**Materials provided:**
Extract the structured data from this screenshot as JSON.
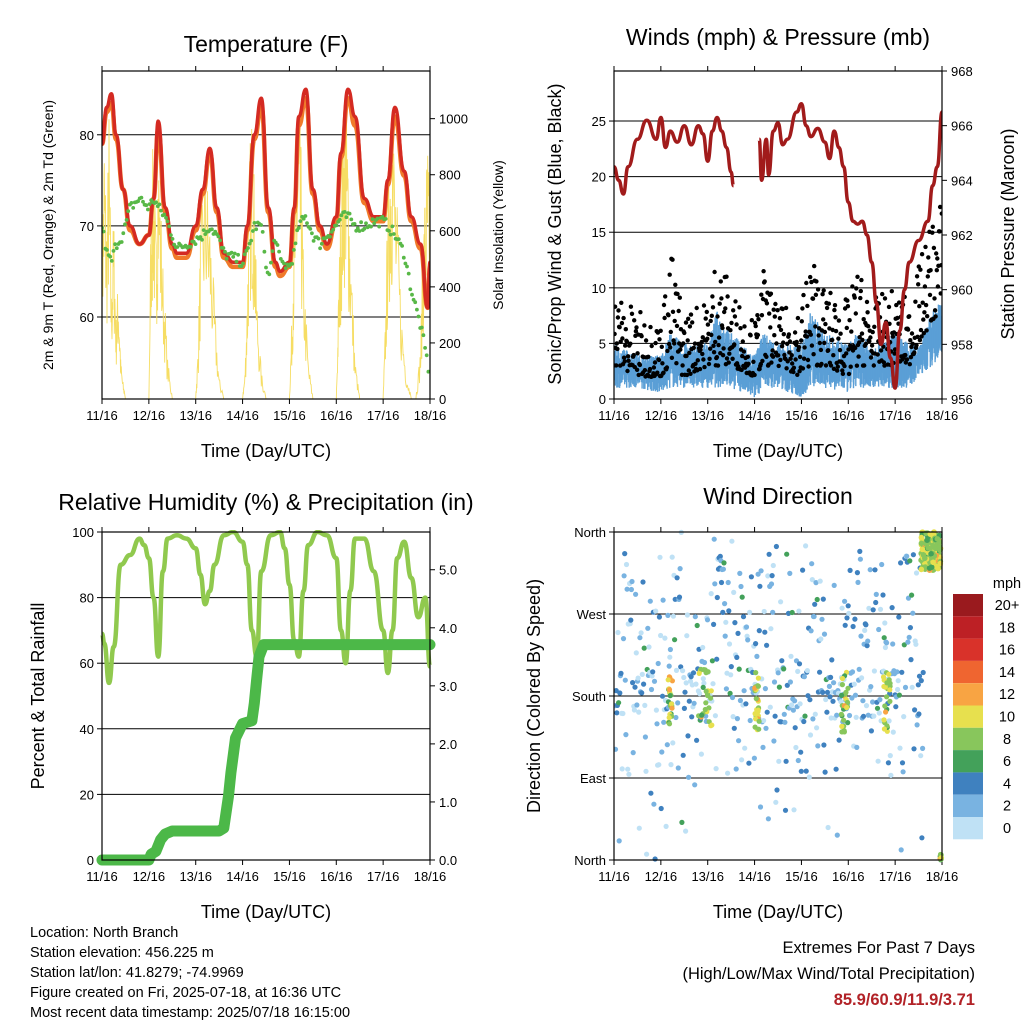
{
  "chart_data": [
    {
      "id": "temperature",
      "type": "line",
      "title": "Temperature (F)",
      "xlabel": "Time (Day/UTC)",
      "ylabel": "2m & 9m T (Red, Orange) & 2m Td (Green)",
      "y2label": "Solar Insolation (Yellow)",
      "x_ticks": [
        "11/16",
        "12/16",
        "13/16",
        "14/16",
        "15/16",
        "16/16",
        "17/16",
        "18/16"
      ],
      "xlim": [
        0,
        7
      ],
      "ylim": [
        51,
        87
      ],
      "y_ticks": [
        60,
        70,
        80
      ],
      "y2lim": [
        0,
        1170
      ],
      "y2_ticks": [
        0,
        200,
        400,
        600,
        800,
        1000
      ],
      "grid": "horizontal",
      "colors": {
        "t2m": "#d42a22",
        "t9m": "#f07a2a",
        "td2m": "#58b847",
        "solar": "#f6dd63"
      },
      "series": [
        {
          "key": "t2m",
          "x": [
            0,
            0.1,
            0.2,
            0.3,
            0.45,
            0.6,
            0.8,
            1.0,
            1.1,
            1.2,
            1.35,
            1.5,
            1.6,
            1.8,
            2.0,
            2.15,
            2.3,
            2.45,
            2.6,
            2.8,
            3.0,
            3.1,
            3.25,
            3.4,
            3.55,
            3.7,
            3.8,
            4.0,
            4.1,
            4.2,
            4.35,
            4.5,
            4.65,
            4.8,
            5.0,
            5.1,
            5.25,
            5.4,
            5.6,
            5.8,
            6.0,
            6.1,
            6.25,
            6.45,
            6.6,
            6.8,
            6.95,
            7.0
          ],
          "values": [
            79,
            83,
            84.5,
            80,
            74,
            70,
            68,
            69,
            73,
            81.5,
            72,
            68,
            67,
            67,
            70,
            74,
            78.5,
            72,
            67,
            66,
            66,
            70,
            80,
            84,
            72,
            66,
            65,
            66,
            72,
            82,
            85,
            74,
            70,
            68,
            71,
            78,
            85,
            82,
            73,
            71,
            71,
            75,
            83,
            76,
            71,
            68,
            61,
            66
          ]
        },
        {
          "key": "t9m",
          "x": [
            0,
            0.1,
            0.2,
            0.3,
            0.45,
            0.6,
            0.8,
            1.0,
            1.1,
            1.2,
            1.35,
            1.5,
            1.6,
            1.8,
            2.0,
            2.15,
            2.3,
            2.45,
            2.6,
            2.8,
            3.0,
            3.1,
            3.25,
            3.4,
            3.55,
            3.7,
            3.8,
            4.0,
            4.1,
            4.2,
            4.35,
            4.5,
            4.65,
            4.8,
            5.0,
            5.1,
            5.25,
            5.4,
            5.6,
            5.8,
            6.0,
            6.1,
            6.25,
            6.45,
            6.6,
            6.8,
            6.95,
            7.0
          ],
          "values": [
            79,
            82.5,
            83.5,
            79.5,
            74,
            69.5,
            68,
            69,
            73,
            80.5,
            71.5,
            67.5,
            66.5,
            66.5,
            69.5,
            73.5,
            78,
            71.5,
            66.5,
            65.5,
            65.5,
            69.5,
            79.5,
            83,
            71.5,
            65.5,
            64.5,
            65.5,
            71.5,
            81,
            84,
            73.5,
            69.5,
            67.5,
            70.5,
            77.5,
            84,
            81,
            72.5,
            70.5,
            70.5,
            74.5,
            82,
            75.5,
            70.5,
            67.5,
            61,
            65.5
          ]
        },
        {
          "key": "td2m",
          "x": [
            0,
            0.1,
            0.2,
            0.3,
            0.45,
            0.6,
            0.8,
            1.0,
            1.1,
            1.2,
            1.35,
            1.5,
            1.6,
            1.8,
            2.0,
            2.15,
            2.3,
            2.45,
            2.6,
            2.8,
            3.0,
            3.1,
            3.25,
            3.4,
            3.55,
            3.7,
            3.8,
            4.0,
            4.1,
            4.2,
            4.35,
            4.5,
            4.65,
            4.8,
            5.0,
            5.1,
            5.25,
            5.4,
            5.6,
            5.8,
            6.0,
            6.1,
            6.25,
            6.45,
            6.6,
            6.8,
            6.95,
            7.0
          ],
          "values": [
            70,
            67,
            66,
            68,
            69,
            72,
            73,
            72,
            73,
            72,
            71,
            69,
            67.5,
            68,
            68.5,
            69,
            70,
            69,
            67,
            66.5,
            66,
            67,
            70,
            70,
            64,
            69,
            66,
            65.5,
            67,
            70,
            71,
            69,
            68,
            69,
            70,
            71,
            71,
            70,
            70,
            70.5,
            70.5,
            70,
            69,
            67,
            63,
            59,
            55,
            53
          ]
        },
        {
          "key": "solar",
          "x": [
            0,
            0.05,
            0.1,
            0.15,
            0.2,
            0.25,
            0.3,
            0.35,
            0.4,
            0.45,
            0.5,
            0.6,
            1.0,
            1.05,
            1.1,
            1.15,
            1.2,
            1.3,
            1.4,
            1.5,
            1.6,
            2.0,
            2.05,
            2.1,
            2.2,
            2.3,
            2.4,
            2.5,
            2.6,
            3.0,
            3.05,
            3.1,
            3.15,
            3.2,
            3.25,
            3.3,
            3.4,
            3.5,
            3.6,
            4.0,
            4.05,
            4.1,
            4.15,
            4.2,
            4.25,
            4.3,
            4.4,
            4.5,
            4.6,
            5.0,
            5.05,
            5.1,
            5.15,
            5.2,
            5.25,
            5.3,
            5.4,
            5.5,
            5.6,
            6.0,
            6.05,
            6.1,
            6.15,
            6.2,
            6.3,
            6.4,
            6.5,
            6.6,
            6.7,
            6.8,
            6.85,
            6.9,
            6.95,
            7.0
          ],
          "values": [
            600,
            1000,
            650,
            1050,
            400,
            700,
            300,
            450,
            150,
            60,
            0,
            0,
            0,
            800,
            950,
            600,
            1000,
            500,
            150,
            0,
            0,
            0,
            200,
            600,
            900,
            700,
            350,
            80,
            0,
            0,
            100,
            400,
            900,
            1050,
            800,
            400,
            100,
            0,
            0,
            0,
            300,
            700,
            950,
            1100,
            900,
            500,
            150,
            0,
            0,
            0,
            400,
            800,
            1050,
            1150,
            950,
            600,
            150,
            0,
            0,
            0,
            300,
            750,
            1000,
            1100,
            700,
            300,
            100,
            0,
            0,
            200,
            600,
            800,
            950,
            700
          ]
        }
      ]
    },
    {
      "id": "winds",
      "type": "scatter",
      "title": "Winds (mph) & Pressure (mb)",
      "xlabel": "Time (Day/UTC)",
      "ylabel": "Sonic/Prop Wind & Gust (Blue, Black)",
      "y2label": "Station Pressure (Maroon)",
      "x_ticks": [
        "11/16",
        "12/16",
        "13/16",
        "14/16",
        "15/16",
        "16/16",
        "17/16",
        "18/16"
      ],
      "xlim": [
        0,
        7
      ],
      "ylim": [
        0,
        29.5
      ],
      "y_ticks": [
        0,
        5,
        10,
        15,
        20,
        25
      ],
      "y2lim": [
        956,
        968
      ],
      "y2_ticks": [
        956,
        958,
        960,
        962,
        964,
        966,
        968
      ],
      "grid": "horizontal",
      "colors": {
        "wind": "#5b9fd6",
        "gust": "#000000",
        "pressure": "#a11b1b"
      },
      "wind_envelope": {
        "x": [
          0,
          0.5,
          1,
          1.2,
          1.5,
          2,
          2.2,
          2.5,
          3,
          3.2,
          3.5,
          4,
          4.2,
          4.5,
          5,
          5.2,
          5.5,
          6,
          6.3,
          6.5,
          6.8,
          7
        ],
        "upper": [
          5,
          4,
          4,
          6,
          5,
          5,
          8,
          6,
          4,
          6,
          5,
          5,
          8,
          6,
          5,
          6,
          5,
          6,
          5,
          5,
          8,
          9
        ],
        "lower": [
          1,
          1,
          0.5,
          1,
          1,
          1,
          1,
          1,
          0,
          1,
          1,
          0,
          1,
          1,
          0.5,
          1,
          1,
          1,
          1,
          2,
          3,
          4
        ]
      },
      "gust_envelope": {
        "x": [
          0,
          0.5,
          1,
          1.2,
          1.5,
          2,
          2.2,
          2.5,
          3,
          3.2,
          3.5,
          4,
          4.2,
          4.5,
          5,
          5.2,
          5.5,
          6,
          6.3,
          6.5,
          6.8,
          7
        ],
        "upper": [
          10,
          8,
          7,
          14,
          8,
          9,
          14,
          10,
          7,
          12,
          8,
          9,
          14,
          10,
          9,
          12,
          9,
          10,
          9,
          12,
          17,
          18
        ],
        "lower": [
          3,
          2,
          2,
          3,
          2,
          3,
          3,
          3,
          2,
          3,
          3,
          2,
          3,
          3,
          2,
          3,
          3,
          3,
          3,
          5,
          7,
          8
        ]
      },
      "series": [
        {
          "key": "pressure",
          "segments": [
            {
              "x": [
                0,
                0.1,
                0.2,
                0.3,
                0.5,
                0.7,
                0.9,
                1.0,
                1.1,
                1.2,
                1.35,
                1.5,
                1.65,
                1.8,
                1.9,
                2.0,
                2.1,
                2.2,
                2.3,
                2.4,
                2.5,
                2.55
              ],
              "values": [
                964.5,
                964,
                963.5,
                964.5,
                965.5,
                966.2,
                965.5,
                966.3,
                965.2,
                965.8,
                965.4,
                966.0,
                965.3,
                966.0,
                965.7,
                964.7,
                965.8,
                966.3,
                965.8,
                965.2,
                964.3,
                963.8
              ]
            },
            {
              "x": [
                3.1,
                3.15,
                3.25,
                3.3,
                3.4,
                3.5,
                3.6,
                3.7,
                3.9,
                4.0,
                4.1,
                4.2,
                4.35,
                4.5,
                4.6,
                4.7,
                4.8,
                4.9,
                5.0,
                5.1,
                5.2,
                5.3,
                5.4,
                5.5,
                5.6,
                5.7,
                5.8,
                5.9,
                6.0,
                6.1,
                6.2,
                6.3,
                6.5,
                6.7,
                6.8,
                6.9,
                7.0
              ],
              "values": [
                965.5,
                964.0,
                965.5,
                964.2,
                965.8,
                966.1,
                965.3,
                965.5,
                966.5,
                966.8,
                966.0,
                965.6,
                965.9,
                965.4,
                964.8,
                965.8,
                965.2,
                964.5,
                963.2,
                962.5,
                962.4,
                962.5,
                962.0,
                961.0,
                959.5,
                958.0,
                958.8,
                957.5,
                956.4,
                958.5,
                960.0,
                961.0,
                961.8,
                962.5,
                963.8,
                964.5,
                966.5
              ]
            }
          ]
        }
      ]
    },
    {
      "id": "humidity",
      "type": "line",
      "title": "Relative Humidity (%) & Precipitation (in)",
      "xlabel": "Time (Day/UTC)",
      "ylabel": "Percent & Total Rainfall",
      "x_ticks": [
        "11/16",
        "12/16",
        "13/16",
        "14/16",
        "15/16",
        "16/16",
        "17/16",
        "18/16"
      ],
      "xlim": [
        0,
        7
      ],
      "ylim": [
        0,
        100
      ],
      "y_ticks": [
        0,
        20,
        40,
        60,
        80,
        100
      ],
      "y2lim": [
        0,
        5.65
      ],
      "y2_ticks": [
        "0.0",
        "1.0",
        "2.0",
        "3.0",
        "4.0",
        "5.0"
      ],
      "grid": "horizontal",
      "colors": {
        "rh": "#90c94e",
        "precip": "#4cb848"
      },
      "series": [
        {
          "key": "rh",
          "x": [
            0,
            0.05,
            0.15,
            0.25,
            0.4,
            0.6,
            0.8,
            0.9,
            1.0,
            1.1,
            1.2,
            1.3,
            1.4,
            1.6,
            1.8,
            2.0,
            2.1,
            2.2,
            2.3,
            2.4,
            2.6,
            2.8,
            3.0,
            3.1,
            3.2,
            3.3,
            3.4,
            3.6,
            3.8,
            3.9,
            4.0,
            4.1,
            4.2,
            4.3,
            4.4,
            4.6,
            4.8,
            5.0,
            5.1,
            5.2,
            5.3,
            5.4,
            5.6,
            5.8,
            6.0,
            6.1,
            6.2,
            6.3,
            6.45,
            6.6,
            6.75,
            6.9,
            7.0
          ],
          "values": [
            69,
            66,
            54,
            65,
            90,
            93,
            98,
            96,
            92,
            80,
            62,
            88,
            98,
            99,
            98,
            95,
            87,
            78,
            82,
            90,
            99,
            100,
            97,
            90,
            70,
            62,
            88,
            99,
            100,
            95,
            84,
            67,
            62,
            82,
            96,
            100,
            99,
            92,
            70,
            60,
            82,
            98,
            98,
            88,
            70,
            57,
            70,
            92,
            97,
            86,
            74,
            80,
            59
          ]
        },
        {
          "key": "precip",
          "x": [
            0,
            1.0,
            1.05,
            1.15,
            1.25,
            1.35,
            1.5,
            2.5,
            2.6,
            2.7,
            2.75,
            2.85,
            3.0,
            3.2,
            3.25,
            3.3,
            3.35,
            3.45,
            7.0
          ],
          "values": [
            0,
            0,
            0.1,
            0.15,
            0.35,
            0.45,
            0.5,
            0.5,
            0.55,
            1.1,
            1.5,
            2.1,
            2.35,
            2.4,
            2.7,
            3.1,
            3.5,
            3.71,
            3.71
          ]
        }
      ]
    },
    {
      "id": "direction",
      "type": "scatter",
      "title": "Wind Direction",
      "xlabel": "Time (Day/UTC)",
      "ylabel": "Direction (Colored By Speed)",
      "x_ticks": [
        "11/16",
        "12/16",
        "13/16",
        "14/16",
        "15/16",
        "16/16",
        "17/16",
        "18/16"
      ],
      "xlim": [
        0,
        7
      ],
      "y_ticks": [
        "North",
        "East",
        "South",
        "West",
        "North"
      ],
      "ylim": [
        0,
        360
      ],
      "grid": "horizontal",
      "legend": {
        "title": "mph",
        "placement": "right",
        "labels": [
          "20+",
          "18",
          "16",
          "14",
          "12",
          "10",
          "8",
          "6",
          "4",
          "2",
          "0"
        ],
        "colors": [
          "#9a1a1e",
          "#bd2025",
          "#d9322a",
          "#ef6530",
          "#f8a443",
          "#e7e04e",
          "#88c65c",
          "#43a15a",
          "#3f81bf",
          "#79b3e1",
          "#bfe1f5"
        ]
      }
    }
  ],
  "footer": {
    "location": "Location: North Branch",
    "elevation": "Station elevation: 456.225 m",
    "latlon": "Station lat/lon: 41.8279; -74.9969",
    "created": "Figure created on Fri, 2025-07-18, at 16:36 UTC",
    "recent": "Most recent data timestamp: 2025/07/18 16:15:00"
  },
  "extremes": {
    "title": "Extremes For Past 7 Days",
    "subtitle": "(High/Low/Max Wind/Total Precipitation)",
    "values": "85.9/60.9/11.9/3.71"
  }
}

**Goal of the exercise:** Go through the records and copy each line with "Precipitation" in it.

**Solution to this task:**
      "title": "Relative Humidity (%) & Precipitation (in)",
    "subtitle": "(High/Low/Max Wind/Total Precipitation)",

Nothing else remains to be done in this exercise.